• Provided records:
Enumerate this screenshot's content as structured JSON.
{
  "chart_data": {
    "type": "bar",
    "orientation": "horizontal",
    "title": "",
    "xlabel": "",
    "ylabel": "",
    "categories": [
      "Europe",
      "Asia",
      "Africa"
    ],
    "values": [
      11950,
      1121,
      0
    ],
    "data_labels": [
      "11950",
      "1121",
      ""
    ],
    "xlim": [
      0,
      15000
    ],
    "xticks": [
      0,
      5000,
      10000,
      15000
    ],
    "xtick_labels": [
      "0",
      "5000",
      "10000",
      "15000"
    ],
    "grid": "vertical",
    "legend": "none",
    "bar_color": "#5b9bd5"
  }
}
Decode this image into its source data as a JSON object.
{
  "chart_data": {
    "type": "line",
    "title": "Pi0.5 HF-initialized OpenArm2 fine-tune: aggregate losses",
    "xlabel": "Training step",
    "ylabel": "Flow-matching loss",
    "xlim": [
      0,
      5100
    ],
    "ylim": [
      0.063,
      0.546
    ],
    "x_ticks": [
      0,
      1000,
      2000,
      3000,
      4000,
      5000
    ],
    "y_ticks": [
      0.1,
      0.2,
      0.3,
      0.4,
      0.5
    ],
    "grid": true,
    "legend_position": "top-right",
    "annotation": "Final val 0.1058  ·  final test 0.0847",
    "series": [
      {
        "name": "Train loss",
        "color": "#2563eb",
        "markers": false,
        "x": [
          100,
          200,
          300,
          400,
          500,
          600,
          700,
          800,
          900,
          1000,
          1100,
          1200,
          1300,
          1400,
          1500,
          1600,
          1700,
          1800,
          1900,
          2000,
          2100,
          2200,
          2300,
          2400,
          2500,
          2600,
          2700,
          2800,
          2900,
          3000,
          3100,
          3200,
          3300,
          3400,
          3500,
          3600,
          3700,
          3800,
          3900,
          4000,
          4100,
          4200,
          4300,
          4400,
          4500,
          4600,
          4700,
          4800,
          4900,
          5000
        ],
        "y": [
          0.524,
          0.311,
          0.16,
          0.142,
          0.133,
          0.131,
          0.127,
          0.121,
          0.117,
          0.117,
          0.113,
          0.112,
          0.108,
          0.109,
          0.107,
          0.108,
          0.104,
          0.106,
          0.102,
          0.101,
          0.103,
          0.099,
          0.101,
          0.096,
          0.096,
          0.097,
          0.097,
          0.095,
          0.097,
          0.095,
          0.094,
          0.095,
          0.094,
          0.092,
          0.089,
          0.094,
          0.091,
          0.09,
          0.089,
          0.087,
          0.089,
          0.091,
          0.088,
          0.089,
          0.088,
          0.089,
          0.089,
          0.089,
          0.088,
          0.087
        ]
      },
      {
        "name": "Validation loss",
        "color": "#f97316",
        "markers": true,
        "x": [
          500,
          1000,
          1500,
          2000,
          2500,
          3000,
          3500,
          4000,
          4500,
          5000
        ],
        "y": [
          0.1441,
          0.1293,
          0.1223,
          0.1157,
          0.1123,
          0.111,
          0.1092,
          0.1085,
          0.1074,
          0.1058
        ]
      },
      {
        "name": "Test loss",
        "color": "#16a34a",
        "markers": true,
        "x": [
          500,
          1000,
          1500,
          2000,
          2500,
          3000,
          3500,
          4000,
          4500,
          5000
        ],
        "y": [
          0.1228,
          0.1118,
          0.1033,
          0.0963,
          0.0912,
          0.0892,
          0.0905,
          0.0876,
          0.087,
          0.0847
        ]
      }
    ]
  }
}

• What is being asked: Go through the lines above. Select every one that has the string "name".

• Task solution:
        "name": "Train loss",
        "name": "Validation loss",
        "name": "Test loss",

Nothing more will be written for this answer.